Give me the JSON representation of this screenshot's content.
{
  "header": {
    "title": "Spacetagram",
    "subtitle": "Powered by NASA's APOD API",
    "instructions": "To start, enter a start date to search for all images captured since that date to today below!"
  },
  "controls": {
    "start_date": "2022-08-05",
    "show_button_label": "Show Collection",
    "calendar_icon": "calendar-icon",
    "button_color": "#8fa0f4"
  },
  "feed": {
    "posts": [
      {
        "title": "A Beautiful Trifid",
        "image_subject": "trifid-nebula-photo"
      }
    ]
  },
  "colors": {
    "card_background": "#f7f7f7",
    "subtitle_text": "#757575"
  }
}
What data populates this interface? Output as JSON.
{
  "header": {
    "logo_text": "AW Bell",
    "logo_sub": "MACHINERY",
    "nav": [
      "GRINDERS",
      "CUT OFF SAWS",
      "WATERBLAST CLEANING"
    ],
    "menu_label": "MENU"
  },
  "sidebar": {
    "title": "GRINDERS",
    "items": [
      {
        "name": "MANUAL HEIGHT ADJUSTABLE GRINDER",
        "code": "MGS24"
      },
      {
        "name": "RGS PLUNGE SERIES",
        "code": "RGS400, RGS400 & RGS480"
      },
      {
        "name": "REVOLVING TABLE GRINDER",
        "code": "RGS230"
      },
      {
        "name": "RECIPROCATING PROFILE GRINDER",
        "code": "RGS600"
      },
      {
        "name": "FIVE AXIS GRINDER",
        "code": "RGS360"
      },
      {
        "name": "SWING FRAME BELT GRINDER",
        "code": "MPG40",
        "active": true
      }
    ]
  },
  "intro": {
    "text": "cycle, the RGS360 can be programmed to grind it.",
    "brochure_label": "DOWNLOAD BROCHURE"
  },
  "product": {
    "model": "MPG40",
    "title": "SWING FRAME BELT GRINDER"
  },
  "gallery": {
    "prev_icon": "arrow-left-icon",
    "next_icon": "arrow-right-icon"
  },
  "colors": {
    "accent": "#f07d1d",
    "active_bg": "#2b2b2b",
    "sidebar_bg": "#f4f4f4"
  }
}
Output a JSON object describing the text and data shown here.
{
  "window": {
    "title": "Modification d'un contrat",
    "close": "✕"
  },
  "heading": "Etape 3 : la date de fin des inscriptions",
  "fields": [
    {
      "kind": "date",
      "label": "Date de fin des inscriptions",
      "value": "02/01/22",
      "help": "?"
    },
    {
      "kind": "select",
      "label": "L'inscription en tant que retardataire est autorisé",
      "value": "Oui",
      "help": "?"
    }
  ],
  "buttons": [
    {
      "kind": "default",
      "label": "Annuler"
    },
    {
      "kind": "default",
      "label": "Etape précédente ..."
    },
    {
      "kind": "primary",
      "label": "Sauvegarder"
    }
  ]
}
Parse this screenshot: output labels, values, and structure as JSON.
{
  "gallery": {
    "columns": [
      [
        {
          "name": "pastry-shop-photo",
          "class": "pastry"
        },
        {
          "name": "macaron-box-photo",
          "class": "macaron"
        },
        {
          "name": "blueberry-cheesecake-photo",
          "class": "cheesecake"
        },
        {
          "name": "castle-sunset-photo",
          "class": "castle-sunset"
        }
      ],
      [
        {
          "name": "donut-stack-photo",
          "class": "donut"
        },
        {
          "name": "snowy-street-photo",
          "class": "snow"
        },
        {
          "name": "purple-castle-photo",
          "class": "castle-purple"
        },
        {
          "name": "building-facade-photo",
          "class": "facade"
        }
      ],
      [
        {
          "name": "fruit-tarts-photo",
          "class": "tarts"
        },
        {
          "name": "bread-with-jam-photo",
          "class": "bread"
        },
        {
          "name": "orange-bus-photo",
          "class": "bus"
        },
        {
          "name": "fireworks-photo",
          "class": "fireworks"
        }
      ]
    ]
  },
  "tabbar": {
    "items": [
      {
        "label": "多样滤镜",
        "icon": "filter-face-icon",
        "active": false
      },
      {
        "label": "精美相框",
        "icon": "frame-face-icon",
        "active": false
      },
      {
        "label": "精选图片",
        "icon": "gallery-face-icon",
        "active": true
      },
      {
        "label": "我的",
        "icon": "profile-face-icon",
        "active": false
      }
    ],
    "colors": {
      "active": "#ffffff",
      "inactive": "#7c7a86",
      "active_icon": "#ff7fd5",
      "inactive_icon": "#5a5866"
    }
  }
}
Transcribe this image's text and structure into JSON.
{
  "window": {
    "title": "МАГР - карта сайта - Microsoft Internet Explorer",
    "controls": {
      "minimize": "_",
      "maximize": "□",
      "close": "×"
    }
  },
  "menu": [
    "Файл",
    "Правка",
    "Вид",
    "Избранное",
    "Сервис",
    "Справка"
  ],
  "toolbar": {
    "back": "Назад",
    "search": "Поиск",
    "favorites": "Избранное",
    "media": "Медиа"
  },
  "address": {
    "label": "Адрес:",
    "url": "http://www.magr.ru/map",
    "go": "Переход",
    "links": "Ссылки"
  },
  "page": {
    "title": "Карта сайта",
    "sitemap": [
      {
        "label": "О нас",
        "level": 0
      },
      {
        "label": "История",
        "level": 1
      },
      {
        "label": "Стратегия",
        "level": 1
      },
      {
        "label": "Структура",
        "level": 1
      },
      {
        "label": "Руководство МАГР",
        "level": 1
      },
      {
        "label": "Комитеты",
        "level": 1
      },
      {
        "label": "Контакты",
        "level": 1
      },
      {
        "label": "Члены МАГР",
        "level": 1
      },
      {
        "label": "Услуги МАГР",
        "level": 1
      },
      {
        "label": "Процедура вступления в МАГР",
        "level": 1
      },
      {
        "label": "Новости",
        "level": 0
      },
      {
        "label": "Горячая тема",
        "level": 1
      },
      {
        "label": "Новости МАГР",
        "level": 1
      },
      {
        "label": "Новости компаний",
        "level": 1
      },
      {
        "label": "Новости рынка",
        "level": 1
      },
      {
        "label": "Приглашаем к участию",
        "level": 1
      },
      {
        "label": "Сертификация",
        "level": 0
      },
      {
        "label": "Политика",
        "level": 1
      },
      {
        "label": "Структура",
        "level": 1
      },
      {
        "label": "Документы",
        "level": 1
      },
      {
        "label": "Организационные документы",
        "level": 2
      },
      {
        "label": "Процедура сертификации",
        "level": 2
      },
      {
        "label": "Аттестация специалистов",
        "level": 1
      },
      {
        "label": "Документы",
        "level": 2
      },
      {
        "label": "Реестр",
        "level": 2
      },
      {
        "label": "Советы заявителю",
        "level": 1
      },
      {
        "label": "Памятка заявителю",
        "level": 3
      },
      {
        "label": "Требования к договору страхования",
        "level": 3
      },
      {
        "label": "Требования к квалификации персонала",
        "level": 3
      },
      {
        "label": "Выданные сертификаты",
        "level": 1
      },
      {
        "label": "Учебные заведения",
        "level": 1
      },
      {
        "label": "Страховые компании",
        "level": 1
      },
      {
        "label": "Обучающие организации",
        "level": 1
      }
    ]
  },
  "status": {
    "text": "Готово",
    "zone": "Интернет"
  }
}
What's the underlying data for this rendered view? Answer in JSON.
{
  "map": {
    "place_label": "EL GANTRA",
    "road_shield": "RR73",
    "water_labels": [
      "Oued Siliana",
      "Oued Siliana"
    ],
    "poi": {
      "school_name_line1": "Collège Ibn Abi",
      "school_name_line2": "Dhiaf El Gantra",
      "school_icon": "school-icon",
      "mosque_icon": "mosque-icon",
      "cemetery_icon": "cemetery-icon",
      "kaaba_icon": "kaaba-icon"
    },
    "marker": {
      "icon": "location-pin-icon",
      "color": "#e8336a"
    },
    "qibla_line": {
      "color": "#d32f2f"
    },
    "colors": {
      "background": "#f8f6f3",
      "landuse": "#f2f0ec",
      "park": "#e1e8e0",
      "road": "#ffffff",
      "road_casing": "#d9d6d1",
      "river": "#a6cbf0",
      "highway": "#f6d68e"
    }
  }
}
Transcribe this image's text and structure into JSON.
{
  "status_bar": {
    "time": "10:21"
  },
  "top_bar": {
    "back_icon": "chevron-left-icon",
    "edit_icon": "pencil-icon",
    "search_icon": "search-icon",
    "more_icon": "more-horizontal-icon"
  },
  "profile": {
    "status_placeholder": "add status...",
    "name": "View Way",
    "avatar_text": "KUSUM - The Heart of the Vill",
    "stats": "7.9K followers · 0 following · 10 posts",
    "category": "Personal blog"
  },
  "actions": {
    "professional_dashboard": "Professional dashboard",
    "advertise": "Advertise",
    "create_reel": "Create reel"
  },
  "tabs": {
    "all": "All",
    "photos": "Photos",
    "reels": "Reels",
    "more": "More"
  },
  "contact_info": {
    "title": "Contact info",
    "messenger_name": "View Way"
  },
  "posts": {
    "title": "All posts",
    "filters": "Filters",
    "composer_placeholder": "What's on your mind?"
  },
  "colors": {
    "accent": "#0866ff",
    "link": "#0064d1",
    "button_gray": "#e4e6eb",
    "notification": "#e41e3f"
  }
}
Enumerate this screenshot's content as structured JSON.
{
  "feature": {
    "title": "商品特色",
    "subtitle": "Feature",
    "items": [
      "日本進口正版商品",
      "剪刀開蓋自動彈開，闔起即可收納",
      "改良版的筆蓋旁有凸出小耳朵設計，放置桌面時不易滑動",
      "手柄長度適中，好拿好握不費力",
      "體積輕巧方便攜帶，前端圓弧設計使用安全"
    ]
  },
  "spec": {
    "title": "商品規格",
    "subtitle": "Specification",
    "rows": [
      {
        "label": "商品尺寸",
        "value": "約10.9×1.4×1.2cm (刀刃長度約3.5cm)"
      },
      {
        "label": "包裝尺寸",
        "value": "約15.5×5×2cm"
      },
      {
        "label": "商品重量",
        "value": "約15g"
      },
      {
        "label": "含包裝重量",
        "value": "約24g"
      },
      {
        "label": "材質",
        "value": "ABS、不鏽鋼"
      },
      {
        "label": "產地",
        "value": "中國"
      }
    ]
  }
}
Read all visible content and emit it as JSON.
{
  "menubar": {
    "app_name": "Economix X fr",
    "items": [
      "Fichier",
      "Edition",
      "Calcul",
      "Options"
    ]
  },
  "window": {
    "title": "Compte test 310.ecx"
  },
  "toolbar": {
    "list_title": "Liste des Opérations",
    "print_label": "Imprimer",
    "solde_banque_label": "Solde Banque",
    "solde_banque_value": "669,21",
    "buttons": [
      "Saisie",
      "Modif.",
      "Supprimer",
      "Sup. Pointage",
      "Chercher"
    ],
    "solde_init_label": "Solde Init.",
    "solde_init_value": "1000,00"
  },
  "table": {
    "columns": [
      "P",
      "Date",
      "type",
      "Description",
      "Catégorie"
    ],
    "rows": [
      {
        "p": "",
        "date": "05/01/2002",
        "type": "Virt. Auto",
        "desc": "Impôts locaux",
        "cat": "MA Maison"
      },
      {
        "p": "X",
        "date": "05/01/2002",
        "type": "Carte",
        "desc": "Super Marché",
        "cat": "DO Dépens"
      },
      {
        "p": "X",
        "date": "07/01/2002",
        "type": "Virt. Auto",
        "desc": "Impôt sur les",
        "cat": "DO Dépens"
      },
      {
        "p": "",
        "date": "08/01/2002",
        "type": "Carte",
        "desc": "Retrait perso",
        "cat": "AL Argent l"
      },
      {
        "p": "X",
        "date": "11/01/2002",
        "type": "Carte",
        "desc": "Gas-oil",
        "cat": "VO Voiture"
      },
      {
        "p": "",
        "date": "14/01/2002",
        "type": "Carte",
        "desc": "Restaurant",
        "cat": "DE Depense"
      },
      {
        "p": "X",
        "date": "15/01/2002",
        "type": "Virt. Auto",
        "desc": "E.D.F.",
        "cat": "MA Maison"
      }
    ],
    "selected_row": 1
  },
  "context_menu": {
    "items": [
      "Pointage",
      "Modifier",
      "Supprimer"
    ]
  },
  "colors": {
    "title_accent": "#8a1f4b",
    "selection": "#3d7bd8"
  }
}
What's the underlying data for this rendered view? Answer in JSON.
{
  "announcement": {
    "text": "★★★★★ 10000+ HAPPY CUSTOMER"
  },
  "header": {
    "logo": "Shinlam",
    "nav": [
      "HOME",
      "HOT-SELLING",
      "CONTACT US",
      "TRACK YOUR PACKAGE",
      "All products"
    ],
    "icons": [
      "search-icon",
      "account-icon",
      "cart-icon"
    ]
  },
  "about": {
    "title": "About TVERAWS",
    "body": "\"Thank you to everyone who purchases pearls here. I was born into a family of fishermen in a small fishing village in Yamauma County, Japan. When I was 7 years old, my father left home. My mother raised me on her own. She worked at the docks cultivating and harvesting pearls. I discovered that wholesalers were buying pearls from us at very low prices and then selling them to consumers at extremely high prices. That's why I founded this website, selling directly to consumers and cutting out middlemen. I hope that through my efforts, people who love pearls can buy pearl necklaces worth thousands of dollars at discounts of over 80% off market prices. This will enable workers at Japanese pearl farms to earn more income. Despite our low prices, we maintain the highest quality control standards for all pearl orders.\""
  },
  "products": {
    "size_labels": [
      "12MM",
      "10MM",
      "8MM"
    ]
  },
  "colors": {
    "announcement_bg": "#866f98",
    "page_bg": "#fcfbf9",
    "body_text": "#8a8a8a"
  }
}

⁂

What to do:
All lines holding the word "pastry" should be picked out and copied.

Exercise output:
          "name": "pastry-shop-photo",
          "class": "pastry"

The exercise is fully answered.